» **AIM**
Select all lines in the records that include "Patator".

Extracted data entries:
%%
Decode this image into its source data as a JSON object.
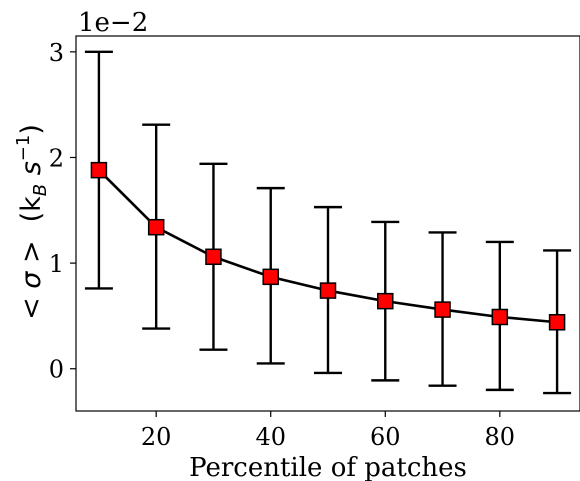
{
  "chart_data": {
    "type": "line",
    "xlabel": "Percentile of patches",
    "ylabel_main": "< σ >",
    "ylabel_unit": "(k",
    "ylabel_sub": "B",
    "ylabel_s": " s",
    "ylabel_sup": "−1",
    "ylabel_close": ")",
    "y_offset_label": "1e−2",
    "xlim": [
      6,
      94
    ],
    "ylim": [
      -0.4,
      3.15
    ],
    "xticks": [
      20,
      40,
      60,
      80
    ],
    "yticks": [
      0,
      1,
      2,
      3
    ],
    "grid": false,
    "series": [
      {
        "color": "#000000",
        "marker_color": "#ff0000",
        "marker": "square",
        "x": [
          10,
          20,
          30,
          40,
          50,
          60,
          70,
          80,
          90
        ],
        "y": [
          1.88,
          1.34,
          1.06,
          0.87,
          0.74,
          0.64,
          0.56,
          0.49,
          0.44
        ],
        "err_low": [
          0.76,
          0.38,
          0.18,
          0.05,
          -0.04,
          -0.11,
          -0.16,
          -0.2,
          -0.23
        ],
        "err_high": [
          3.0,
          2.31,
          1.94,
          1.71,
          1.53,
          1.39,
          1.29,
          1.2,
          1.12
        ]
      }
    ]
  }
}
%%
%%
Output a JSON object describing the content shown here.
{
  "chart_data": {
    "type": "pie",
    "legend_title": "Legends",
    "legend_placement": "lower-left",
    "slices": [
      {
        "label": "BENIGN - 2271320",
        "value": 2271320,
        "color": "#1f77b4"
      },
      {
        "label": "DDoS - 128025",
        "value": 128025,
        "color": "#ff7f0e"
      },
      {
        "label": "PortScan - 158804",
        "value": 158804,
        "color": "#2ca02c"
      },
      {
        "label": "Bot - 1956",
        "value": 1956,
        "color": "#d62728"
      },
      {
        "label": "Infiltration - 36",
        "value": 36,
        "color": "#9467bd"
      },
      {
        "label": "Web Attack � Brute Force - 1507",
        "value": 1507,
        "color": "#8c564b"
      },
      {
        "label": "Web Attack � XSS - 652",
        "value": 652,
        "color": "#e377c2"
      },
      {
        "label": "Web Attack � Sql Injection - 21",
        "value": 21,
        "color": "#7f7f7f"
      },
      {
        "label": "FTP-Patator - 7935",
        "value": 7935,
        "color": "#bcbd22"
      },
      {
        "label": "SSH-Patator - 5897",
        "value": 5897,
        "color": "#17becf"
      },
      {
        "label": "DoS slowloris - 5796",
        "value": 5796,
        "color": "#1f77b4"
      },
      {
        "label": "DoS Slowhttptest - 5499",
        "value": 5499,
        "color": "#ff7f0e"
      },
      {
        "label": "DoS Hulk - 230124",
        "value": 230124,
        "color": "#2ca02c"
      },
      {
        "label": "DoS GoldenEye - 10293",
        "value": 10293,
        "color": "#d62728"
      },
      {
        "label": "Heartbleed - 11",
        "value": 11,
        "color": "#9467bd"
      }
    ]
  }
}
%%
%%
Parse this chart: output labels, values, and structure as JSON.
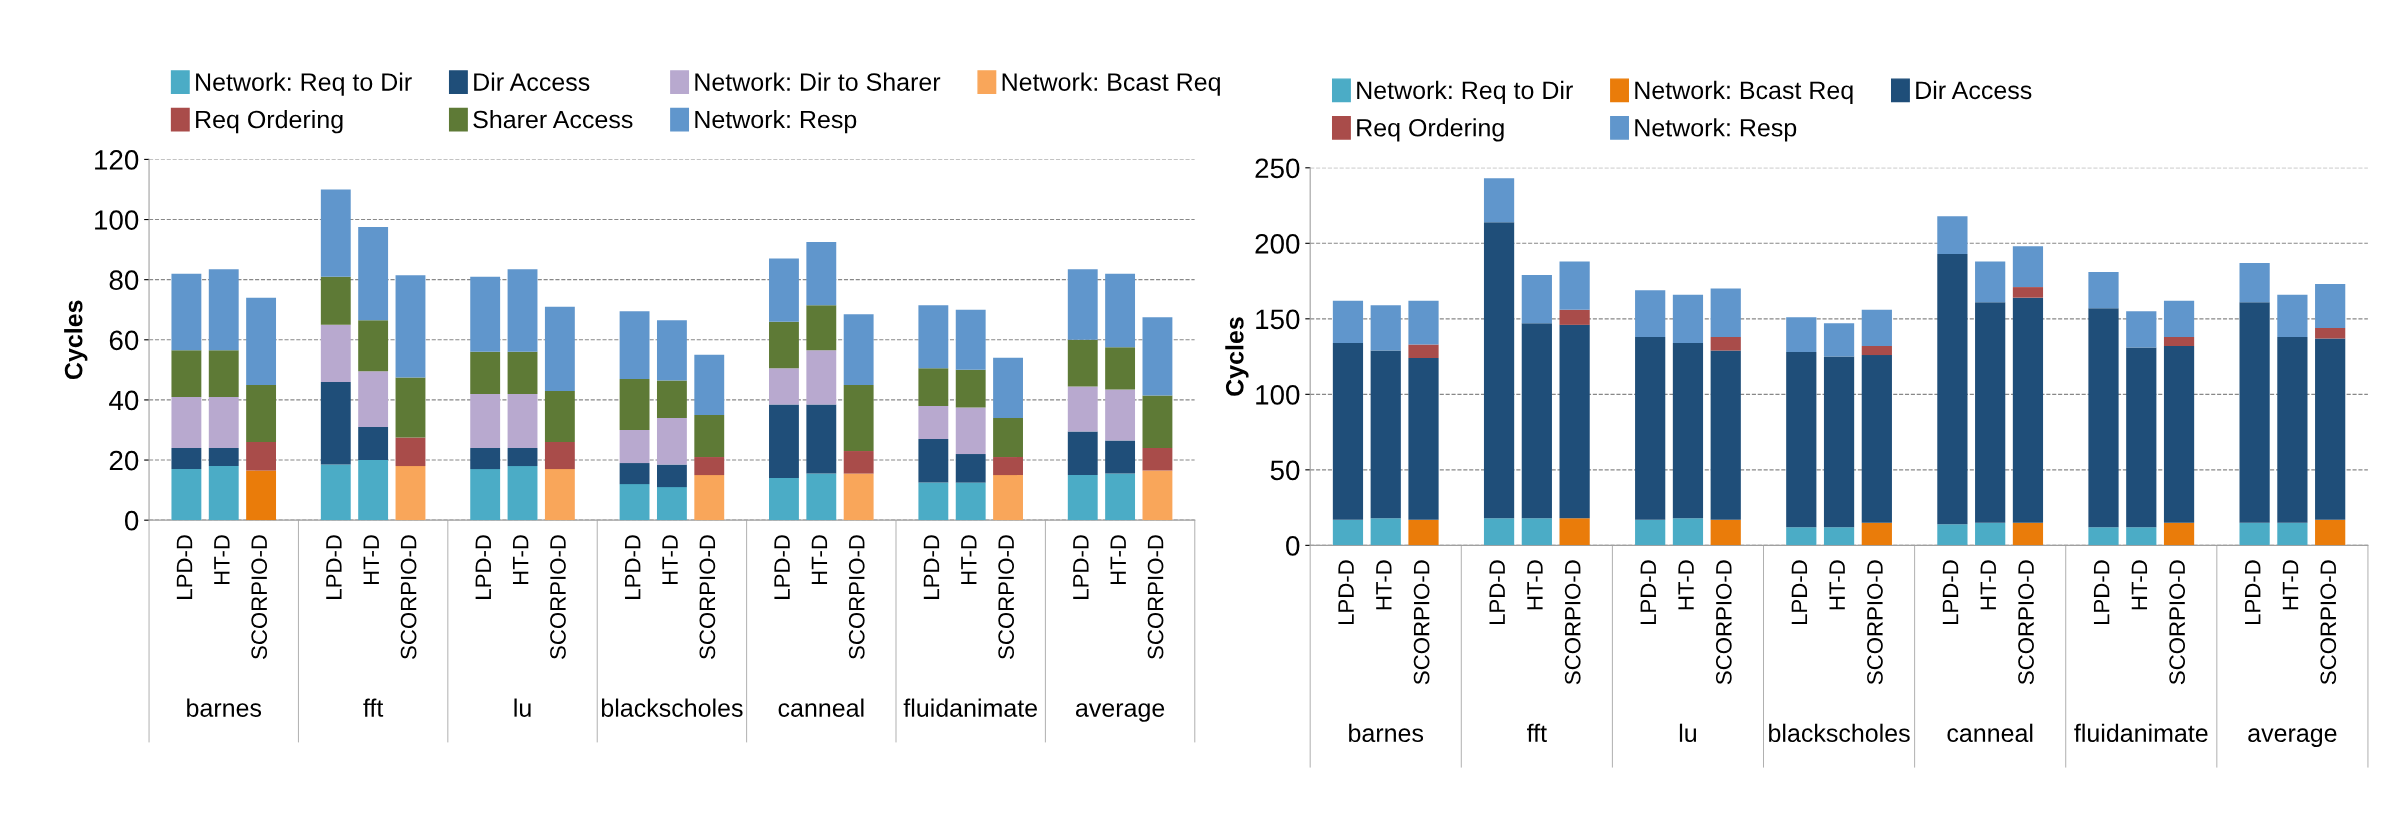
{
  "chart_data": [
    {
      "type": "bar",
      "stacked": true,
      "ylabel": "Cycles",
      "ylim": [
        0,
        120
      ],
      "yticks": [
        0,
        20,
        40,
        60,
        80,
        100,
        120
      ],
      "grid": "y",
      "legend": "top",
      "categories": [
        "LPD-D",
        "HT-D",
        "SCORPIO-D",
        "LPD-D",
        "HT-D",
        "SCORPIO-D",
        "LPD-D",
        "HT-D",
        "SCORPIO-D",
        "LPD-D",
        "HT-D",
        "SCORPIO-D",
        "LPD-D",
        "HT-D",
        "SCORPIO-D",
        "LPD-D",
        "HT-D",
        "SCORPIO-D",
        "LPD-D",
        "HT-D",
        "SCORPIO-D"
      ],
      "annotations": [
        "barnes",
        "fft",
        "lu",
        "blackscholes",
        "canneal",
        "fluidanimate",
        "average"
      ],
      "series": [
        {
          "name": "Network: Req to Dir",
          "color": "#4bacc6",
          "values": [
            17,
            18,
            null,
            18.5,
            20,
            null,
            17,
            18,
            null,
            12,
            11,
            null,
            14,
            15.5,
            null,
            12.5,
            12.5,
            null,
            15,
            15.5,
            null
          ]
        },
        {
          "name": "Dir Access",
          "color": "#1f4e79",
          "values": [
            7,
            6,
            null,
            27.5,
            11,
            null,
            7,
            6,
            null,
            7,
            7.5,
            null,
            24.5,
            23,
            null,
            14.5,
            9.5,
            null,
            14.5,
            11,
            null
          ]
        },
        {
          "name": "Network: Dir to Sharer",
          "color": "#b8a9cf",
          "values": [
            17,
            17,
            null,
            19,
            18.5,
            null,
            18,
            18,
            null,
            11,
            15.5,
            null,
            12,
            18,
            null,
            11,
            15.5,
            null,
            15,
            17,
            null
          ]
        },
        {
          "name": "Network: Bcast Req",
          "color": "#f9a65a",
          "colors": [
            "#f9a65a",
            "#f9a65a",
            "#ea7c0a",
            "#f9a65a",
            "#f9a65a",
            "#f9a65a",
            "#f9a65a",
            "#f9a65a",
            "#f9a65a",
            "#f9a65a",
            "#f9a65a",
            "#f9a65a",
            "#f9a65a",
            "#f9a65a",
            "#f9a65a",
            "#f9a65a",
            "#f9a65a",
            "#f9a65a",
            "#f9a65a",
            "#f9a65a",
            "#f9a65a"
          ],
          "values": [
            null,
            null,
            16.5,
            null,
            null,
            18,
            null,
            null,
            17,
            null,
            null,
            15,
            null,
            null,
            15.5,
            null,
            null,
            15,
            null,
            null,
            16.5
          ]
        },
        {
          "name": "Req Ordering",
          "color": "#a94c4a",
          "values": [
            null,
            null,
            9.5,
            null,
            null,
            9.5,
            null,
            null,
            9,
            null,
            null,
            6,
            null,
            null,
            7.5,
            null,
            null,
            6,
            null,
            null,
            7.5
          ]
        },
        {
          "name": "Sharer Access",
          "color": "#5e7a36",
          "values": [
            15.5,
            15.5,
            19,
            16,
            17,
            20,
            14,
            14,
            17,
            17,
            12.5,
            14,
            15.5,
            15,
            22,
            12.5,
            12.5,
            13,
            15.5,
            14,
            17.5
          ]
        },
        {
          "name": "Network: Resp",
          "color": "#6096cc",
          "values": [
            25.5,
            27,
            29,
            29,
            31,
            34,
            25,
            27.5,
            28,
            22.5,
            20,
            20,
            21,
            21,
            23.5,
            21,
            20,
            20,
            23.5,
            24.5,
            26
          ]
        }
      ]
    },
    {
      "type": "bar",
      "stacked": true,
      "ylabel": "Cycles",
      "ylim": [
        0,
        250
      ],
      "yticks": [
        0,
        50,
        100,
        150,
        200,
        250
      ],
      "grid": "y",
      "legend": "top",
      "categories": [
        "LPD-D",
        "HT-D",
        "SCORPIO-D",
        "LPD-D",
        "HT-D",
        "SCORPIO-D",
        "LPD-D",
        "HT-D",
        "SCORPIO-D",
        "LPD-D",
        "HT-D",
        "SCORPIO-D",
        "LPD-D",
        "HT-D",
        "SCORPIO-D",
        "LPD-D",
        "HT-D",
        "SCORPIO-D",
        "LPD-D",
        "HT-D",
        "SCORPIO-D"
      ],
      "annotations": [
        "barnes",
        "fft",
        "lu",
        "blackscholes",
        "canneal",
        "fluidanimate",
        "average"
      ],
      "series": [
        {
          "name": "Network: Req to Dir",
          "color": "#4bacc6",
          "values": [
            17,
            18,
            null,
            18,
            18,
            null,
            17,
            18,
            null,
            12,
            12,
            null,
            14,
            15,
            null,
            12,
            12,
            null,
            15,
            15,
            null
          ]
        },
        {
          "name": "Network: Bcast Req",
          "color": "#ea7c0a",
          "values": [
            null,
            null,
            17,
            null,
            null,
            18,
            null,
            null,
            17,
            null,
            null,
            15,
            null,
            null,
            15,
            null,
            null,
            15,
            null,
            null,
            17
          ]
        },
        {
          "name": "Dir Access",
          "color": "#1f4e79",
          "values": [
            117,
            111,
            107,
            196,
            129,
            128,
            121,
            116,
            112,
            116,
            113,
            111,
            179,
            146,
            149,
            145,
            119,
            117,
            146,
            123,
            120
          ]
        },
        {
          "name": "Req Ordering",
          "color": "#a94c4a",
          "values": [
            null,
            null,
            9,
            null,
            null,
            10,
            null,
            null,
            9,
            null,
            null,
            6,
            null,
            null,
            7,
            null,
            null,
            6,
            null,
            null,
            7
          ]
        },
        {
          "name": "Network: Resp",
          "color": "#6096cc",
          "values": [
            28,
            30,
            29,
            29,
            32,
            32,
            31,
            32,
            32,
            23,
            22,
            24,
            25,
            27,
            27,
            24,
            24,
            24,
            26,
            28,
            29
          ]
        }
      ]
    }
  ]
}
%%
» **EXPECTED ANSWER**
        "label": "FTP-Patator - 7935",
        "label": "SSH-Patator - 5897",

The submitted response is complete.